#### [Prompt]
Find the string "largest" and gather every line that holds it.

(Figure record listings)

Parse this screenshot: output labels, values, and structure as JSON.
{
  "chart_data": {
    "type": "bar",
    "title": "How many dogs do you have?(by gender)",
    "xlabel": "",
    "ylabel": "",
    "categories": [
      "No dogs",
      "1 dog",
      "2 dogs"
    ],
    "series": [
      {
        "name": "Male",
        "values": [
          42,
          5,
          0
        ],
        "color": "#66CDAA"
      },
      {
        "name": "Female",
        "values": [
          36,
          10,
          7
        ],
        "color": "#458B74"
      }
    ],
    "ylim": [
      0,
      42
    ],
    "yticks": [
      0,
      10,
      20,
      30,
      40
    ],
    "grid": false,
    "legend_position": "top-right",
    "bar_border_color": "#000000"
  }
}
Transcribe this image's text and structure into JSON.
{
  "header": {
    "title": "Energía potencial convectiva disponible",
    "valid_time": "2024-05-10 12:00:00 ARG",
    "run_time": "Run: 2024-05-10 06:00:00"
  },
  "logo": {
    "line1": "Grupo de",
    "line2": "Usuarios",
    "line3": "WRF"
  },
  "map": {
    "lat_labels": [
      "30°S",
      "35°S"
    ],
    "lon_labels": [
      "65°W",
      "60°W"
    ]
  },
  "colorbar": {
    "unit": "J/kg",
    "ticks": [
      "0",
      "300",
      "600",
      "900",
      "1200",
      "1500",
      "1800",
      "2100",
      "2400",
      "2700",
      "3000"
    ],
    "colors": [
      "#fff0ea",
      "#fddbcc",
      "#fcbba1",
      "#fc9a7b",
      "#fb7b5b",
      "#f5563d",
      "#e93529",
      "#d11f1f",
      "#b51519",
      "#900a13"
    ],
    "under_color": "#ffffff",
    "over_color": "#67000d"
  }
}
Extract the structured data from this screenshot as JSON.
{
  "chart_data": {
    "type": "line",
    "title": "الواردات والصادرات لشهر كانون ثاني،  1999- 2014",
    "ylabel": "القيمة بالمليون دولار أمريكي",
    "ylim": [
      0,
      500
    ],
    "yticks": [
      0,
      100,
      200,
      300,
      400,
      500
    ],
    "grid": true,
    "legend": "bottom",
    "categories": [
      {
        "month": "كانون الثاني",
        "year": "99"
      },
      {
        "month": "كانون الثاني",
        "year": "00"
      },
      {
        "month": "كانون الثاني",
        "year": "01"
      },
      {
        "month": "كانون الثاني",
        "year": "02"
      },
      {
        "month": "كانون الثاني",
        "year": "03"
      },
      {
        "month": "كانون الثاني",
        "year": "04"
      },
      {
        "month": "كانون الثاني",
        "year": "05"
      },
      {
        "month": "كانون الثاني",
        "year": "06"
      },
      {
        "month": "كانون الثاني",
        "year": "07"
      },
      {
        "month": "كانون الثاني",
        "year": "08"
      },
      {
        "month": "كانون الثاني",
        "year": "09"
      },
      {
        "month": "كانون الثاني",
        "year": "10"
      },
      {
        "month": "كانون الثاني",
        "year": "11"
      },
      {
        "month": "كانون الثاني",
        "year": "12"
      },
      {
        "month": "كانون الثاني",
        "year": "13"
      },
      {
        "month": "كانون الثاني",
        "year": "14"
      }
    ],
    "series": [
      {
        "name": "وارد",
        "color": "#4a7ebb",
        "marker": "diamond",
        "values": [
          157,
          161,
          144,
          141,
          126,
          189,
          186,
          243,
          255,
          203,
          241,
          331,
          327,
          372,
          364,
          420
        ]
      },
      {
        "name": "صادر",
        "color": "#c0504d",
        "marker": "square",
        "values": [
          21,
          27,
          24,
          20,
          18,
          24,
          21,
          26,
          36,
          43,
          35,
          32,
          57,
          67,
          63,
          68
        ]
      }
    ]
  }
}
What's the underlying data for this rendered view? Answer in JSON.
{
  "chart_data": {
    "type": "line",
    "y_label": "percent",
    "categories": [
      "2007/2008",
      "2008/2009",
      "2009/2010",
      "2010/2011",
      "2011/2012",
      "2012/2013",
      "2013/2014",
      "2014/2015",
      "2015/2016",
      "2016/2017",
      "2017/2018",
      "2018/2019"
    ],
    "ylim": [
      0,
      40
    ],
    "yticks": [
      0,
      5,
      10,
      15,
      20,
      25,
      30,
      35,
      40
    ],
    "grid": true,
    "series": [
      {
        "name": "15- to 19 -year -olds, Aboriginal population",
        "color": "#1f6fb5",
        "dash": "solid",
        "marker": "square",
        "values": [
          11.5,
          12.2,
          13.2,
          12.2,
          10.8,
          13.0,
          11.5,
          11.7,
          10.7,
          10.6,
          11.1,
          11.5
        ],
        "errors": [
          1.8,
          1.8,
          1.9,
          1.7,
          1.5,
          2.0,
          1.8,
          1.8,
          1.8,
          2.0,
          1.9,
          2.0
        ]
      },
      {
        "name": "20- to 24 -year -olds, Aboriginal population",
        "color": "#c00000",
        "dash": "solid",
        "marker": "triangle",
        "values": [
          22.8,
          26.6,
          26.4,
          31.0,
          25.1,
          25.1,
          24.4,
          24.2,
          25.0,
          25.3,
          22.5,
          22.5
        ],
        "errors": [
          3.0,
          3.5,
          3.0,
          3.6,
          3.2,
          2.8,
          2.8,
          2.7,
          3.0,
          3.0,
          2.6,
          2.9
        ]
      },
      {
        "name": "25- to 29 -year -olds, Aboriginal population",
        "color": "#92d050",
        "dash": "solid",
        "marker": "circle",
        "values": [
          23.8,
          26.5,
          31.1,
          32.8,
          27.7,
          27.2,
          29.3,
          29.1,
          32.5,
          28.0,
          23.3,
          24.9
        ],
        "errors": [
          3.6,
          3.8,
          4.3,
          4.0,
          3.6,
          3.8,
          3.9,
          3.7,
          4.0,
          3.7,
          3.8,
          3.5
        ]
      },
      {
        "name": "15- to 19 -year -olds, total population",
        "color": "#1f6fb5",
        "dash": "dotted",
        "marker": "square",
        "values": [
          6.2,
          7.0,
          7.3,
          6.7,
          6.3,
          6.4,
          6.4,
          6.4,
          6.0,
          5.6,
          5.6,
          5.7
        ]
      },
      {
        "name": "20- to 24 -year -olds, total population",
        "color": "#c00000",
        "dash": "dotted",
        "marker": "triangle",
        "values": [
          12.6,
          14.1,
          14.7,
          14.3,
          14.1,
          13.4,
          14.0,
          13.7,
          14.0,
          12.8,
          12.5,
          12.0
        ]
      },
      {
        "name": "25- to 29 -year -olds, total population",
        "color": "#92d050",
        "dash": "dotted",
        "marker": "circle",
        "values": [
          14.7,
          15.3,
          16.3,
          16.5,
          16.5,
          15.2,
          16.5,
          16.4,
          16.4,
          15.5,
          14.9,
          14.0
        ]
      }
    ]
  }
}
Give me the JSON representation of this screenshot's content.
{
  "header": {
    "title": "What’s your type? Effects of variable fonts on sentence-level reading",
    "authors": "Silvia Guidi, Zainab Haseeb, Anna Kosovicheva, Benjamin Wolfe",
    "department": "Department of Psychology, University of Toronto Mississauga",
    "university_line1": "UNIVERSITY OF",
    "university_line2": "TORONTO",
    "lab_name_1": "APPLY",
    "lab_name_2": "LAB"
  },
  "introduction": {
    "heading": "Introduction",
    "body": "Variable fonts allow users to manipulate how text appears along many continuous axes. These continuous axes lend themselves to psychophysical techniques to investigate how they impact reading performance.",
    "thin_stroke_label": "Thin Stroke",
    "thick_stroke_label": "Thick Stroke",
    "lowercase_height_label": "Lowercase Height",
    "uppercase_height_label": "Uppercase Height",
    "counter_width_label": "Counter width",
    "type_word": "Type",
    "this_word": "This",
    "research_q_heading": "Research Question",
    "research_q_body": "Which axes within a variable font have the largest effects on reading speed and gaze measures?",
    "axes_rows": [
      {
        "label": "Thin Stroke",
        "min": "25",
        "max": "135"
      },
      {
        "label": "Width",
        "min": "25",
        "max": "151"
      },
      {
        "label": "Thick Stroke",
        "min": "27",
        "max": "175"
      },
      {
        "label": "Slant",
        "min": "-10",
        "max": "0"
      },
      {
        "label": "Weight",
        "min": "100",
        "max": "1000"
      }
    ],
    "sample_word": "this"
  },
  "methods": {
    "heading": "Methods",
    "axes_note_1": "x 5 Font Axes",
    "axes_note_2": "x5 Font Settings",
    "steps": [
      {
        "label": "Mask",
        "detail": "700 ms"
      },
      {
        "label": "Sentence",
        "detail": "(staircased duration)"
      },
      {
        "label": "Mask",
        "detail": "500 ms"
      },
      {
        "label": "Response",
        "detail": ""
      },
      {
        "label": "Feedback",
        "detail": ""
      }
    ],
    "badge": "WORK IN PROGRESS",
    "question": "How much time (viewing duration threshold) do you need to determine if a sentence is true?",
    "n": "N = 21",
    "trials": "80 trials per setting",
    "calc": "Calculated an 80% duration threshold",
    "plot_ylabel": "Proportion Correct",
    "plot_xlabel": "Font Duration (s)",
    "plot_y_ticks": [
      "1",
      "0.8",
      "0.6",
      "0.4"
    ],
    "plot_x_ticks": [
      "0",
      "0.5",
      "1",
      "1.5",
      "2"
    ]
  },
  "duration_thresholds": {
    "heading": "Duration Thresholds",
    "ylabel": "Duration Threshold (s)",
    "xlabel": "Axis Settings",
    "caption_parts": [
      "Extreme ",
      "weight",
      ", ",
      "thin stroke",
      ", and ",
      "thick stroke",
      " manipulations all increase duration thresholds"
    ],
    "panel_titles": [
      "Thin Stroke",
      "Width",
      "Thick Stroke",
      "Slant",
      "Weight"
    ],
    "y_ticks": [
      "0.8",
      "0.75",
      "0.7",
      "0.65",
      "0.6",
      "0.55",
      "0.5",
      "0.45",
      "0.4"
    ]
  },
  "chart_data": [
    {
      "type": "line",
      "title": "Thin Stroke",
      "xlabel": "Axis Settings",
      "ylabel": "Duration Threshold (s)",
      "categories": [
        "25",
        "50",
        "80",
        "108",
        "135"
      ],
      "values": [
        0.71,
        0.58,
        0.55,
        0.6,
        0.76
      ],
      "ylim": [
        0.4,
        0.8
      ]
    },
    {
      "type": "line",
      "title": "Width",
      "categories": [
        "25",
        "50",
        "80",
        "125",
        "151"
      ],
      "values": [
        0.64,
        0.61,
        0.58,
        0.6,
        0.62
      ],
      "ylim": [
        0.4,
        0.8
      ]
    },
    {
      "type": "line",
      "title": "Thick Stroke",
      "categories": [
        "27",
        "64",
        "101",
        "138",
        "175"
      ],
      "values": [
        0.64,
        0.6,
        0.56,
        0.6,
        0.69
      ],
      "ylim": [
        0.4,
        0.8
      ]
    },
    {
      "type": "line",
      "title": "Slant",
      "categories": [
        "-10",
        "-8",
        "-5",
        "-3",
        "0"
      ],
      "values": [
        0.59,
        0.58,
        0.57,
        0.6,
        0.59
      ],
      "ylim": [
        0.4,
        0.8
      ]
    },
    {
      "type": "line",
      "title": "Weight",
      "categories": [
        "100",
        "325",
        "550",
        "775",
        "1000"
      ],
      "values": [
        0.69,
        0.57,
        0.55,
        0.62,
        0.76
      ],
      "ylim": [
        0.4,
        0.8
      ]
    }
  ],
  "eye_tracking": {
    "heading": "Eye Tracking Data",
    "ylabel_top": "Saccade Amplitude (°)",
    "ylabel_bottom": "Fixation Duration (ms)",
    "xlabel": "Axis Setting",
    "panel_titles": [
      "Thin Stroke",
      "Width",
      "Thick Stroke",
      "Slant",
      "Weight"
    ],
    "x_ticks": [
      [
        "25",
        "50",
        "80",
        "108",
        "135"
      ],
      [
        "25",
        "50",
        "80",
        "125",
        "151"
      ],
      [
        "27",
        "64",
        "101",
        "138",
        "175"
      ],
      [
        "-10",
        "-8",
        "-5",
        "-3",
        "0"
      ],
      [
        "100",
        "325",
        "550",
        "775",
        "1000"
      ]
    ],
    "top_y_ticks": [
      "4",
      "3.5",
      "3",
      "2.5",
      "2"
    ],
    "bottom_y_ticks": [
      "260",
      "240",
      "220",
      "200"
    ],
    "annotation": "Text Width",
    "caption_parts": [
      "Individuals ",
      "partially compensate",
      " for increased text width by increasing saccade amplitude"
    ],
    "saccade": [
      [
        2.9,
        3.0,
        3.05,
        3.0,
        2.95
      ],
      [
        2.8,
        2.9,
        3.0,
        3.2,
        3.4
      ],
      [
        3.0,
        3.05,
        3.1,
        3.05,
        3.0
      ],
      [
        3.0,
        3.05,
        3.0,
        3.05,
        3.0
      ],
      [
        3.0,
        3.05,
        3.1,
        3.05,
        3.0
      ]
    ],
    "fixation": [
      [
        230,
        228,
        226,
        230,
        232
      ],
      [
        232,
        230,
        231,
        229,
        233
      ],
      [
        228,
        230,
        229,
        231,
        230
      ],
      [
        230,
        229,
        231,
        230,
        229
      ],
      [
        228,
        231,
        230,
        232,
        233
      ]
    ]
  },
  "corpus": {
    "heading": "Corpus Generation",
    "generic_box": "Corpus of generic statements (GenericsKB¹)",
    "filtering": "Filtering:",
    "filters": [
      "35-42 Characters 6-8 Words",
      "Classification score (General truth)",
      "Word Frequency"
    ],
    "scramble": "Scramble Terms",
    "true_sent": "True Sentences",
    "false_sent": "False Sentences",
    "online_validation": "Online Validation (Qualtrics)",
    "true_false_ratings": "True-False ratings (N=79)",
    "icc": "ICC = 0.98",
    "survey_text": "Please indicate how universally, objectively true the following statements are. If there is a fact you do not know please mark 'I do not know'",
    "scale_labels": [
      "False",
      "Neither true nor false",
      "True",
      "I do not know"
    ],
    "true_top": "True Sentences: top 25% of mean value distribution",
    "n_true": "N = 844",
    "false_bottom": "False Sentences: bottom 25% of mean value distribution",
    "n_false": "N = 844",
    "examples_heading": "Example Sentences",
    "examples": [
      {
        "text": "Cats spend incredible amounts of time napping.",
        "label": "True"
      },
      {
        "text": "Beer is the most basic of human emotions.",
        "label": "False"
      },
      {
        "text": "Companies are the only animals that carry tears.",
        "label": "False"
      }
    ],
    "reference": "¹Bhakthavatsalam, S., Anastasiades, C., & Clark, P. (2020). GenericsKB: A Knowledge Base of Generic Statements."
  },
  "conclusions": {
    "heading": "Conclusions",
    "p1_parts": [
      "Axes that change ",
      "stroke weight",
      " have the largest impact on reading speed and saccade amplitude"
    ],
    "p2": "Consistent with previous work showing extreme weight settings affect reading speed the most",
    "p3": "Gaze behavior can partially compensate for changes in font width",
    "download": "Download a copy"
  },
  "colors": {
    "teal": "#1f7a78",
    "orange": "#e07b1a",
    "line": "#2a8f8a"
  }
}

#### [Result]
    "research_q_body": "Which axes within a variable font have the largest effects on reading speed and gaze measures?",
      " have the largest impact on reading speed and saccade amplitude"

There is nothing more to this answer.